## YOUR GOAL:
Pull every line with the word "type" out of the entries below.

---------------

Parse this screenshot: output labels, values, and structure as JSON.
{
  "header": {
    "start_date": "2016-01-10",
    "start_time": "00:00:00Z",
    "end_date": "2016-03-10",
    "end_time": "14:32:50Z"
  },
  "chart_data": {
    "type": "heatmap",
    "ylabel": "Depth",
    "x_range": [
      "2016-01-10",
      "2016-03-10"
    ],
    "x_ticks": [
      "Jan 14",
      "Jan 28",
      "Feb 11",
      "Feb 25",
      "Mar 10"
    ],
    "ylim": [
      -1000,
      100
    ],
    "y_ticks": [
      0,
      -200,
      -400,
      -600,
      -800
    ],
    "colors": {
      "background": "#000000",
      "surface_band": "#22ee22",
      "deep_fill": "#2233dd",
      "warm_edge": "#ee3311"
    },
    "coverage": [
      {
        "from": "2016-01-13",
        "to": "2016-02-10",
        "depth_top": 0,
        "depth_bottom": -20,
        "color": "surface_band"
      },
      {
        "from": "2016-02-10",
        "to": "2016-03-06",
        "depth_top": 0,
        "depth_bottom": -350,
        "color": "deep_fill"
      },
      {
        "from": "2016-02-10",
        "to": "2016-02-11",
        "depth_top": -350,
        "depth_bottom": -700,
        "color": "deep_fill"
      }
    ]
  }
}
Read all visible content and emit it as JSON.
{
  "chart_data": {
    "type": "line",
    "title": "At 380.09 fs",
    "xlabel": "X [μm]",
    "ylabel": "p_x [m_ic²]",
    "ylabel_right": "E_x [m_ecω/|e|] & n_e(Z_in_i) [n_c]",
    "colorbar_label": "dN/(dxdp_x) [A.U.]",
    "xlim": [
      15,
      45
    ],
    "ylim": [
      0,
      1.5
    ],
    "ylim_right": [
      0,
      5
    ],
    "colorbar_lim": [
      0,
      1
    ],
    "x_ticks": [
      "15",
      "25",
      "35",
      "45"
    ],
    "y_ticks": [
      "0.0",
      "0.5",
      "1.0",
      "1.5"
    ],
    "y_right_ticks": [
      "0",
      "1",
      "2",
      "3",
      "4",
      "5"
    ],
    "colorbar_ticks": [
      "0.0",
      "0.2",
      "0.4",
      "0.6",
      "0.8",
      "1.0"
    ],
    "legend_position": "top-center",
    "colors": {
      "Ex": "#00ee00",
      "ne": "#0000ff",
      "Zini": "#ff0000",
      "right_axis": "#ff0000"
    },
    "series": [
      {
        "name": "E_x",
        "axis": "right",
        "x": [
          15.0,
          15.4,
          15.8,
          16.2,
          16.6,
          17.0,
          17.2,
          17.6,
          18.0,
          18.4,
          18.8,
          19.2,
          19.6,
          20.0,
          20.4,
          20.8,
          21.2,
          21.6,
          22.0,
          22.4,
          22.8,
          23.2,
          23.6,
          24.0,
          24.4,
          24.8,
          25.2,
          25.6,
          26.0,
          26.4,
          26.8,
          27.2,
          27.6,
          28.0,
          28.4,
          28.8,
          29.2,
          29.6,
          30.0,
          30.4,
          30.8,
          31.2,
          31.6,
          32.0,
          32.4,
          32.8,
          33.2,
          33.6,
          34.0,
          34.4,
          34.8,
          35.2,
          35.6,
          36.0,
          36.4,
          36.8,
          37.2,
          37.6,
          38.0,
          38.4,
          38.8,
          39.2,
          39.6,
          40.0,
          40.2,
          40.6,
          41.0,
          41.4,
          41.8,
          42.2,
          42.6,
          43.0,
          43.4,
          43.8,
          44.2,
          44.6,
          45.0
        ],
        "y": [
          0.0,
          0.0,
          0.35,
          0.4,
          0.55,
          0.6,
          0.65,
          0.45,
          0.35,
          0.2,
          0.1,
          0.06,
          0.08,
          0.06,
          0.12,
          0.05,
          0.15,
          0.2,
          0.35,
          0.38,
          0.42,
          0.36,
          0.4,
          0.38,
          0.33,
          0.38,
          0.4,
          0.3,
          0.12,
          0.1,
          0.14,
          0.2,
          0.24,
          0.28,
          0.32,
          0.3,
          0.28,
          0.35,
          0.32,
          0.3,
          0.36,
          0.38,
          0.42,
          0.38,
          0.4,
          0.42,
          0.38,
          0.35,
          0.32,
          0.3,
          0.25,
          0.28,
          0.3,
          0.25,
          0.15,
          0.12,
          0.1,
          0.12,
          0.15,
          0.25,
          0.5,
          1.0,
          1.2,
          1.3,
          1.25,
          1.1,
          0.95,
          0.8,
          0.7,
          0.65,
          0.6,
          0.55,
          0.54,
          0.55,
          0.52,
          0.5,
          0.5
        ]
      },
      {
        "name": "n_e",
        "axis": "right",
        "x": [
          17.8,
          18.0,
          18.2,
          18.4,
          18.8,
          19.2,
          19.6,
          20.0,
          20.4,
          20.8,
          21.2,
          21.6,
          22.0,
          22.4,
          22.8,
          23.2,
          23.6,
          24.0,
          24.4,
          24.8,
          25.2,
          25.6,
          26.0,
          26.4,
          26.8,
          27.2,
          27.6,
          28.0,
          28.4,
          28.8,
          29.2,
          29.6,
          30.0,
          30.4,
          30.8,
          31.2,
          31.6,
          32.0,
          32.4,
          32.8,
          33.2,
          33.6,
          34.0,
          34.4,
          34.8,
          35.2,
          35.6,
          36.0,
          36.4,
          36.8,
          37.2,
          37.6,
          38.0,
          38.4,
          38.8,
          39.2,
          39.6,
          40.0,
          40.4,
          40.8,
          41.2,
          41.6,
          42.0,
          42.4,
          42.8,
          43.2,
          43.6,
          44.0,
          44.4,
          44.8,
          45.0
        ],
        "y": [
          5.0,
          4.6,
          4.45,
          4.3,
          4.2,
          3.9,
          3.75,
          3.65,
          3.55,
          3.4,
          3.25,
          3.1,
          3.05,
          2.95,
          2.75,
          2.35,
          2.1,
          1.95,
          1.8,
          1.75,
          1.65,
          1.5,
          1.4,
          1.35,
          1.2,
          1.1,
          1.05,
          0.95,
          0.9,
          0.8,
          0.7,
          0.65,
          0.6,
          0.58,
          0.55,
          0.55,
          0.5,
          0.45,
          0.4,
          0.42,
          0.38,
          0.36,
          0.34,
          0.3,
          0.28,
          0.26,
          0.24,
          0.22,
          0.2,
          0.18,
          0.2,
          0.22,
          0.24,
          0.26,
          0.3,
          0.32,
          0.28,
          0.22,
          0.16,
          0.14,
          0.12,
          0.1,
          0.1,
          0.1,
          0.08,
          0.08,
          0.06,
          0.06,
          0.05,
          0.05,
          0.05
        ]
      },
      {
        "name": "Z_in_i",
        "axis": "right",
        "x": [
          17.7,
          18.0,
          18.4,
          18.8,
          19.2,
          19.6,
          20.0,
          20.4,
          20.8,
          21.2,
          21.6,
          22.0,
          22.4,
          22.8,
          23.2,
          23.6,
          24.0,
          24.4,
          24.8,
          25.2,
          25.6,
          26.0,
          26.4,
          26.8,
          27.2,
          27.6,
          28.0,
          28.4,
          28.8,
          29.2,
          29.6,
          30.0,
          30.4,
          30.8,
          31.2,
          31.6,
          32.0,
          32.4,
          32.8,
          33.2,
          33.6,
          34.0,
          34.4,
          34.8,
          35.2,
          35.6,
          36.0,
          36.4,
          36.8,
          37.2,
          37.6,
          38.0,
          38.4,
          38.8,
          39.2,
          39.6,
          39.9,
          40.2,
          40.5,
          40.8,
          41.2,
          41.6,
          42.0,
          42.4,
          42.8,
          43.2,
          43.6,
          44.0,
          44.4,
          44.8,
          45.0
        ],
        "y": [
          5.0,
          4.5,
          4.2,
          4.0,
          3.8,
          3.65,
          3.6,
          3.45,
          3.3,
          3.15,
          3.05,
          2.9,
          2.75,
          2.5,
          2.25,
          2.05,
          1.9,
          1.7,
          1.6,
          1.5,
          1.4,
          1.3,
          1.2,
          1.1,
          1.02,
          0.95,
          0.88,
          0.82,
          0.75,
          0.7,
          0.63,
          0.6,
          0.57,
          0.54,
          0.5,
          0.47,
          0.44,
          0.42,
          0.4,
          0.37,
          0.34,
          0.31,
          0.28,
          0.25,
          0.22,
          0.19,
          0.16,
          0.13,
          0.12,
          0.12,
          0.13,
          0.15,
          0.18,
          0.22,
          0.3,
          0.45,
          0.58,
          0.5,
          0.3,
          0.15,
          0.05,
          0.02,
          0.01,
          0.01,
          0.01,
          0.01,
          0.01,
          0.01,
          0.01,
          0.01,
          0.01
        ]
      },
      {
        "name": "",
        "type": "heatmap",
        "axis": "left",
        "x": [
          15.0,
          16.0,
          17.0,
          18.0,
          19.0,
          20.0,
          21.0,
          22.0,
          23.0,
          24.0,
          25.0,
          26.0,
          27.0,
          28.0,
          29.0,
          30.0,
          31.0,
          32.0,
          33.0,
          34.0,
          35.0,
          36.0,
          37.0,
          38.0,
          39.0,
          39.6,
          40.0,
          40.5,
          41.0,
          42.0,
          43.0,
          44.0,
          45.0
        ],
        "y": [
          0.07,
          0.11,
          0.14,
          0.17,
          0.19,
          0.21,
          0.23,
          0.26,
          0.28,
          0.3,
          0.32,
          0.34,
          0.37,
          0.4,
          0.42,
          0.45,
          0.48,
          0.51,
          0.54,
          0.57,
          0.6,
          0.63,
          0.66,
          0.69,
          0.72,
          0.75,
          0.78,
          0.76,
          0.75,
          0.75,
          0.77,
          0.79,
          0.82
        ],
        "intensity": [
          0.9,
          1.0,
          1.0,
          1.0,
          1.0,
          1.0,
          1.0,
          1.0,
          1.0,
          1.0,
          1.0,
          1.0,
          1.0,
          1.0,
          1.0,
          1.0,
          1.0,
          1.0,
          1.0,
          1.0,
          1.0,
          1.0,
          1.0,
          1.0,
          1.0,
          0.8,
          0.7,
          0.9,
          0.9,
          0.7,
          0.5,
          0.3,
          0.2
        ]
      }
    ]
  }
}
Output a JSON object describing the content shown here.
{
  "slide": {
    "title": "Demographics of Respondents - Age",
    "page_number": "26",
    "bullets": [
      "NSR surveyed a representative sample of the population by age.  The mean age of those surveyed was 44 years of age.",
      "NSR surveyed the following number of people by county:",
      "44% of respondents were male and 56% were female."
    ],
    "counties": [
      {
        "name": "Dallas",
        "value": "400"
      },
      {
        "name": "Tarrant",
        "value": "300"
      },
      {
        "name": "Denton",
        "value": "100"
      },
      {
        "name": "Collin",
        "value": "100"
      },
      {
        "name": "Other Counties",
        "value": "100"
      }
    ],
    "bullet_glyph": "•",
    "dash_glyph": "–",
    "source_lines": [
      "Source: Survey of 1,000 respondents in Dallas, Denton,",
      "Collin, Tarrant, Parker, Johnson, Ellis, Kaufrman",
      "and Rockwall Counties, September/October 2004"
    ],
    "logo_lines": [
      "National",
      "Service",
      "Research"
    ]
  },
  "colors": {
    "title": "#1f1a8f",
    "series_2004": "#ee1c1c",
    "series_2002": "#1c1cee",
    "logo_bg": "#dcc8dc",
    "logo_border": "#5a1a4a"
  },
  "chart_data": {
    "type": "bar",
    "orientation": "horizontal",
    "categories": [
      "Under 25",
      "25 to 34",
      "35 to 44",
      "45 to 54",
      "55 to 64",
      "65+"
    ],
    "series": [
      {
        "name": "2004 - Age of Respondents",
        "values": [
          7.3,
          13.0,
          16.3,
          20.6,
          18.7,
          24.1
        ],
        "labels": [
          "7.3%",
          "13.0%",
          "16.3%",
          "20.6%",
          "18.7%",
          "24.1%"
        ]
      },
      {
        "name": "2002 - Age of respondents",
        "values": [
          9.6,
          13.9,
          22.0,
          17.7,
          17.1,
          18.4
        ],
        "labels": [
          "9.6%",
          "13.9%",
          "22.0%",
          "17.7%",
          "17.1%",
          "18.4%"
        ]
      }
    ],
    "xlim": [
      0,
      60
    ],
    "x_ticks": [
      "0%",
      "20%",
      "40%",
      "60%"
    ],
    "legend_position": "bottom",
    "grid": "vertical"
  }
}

---------------

## COMPLETE RESPONSE:
    "type": "heatmap",
    "type": "line",
        "type": "heatmap",
    "type": "bar",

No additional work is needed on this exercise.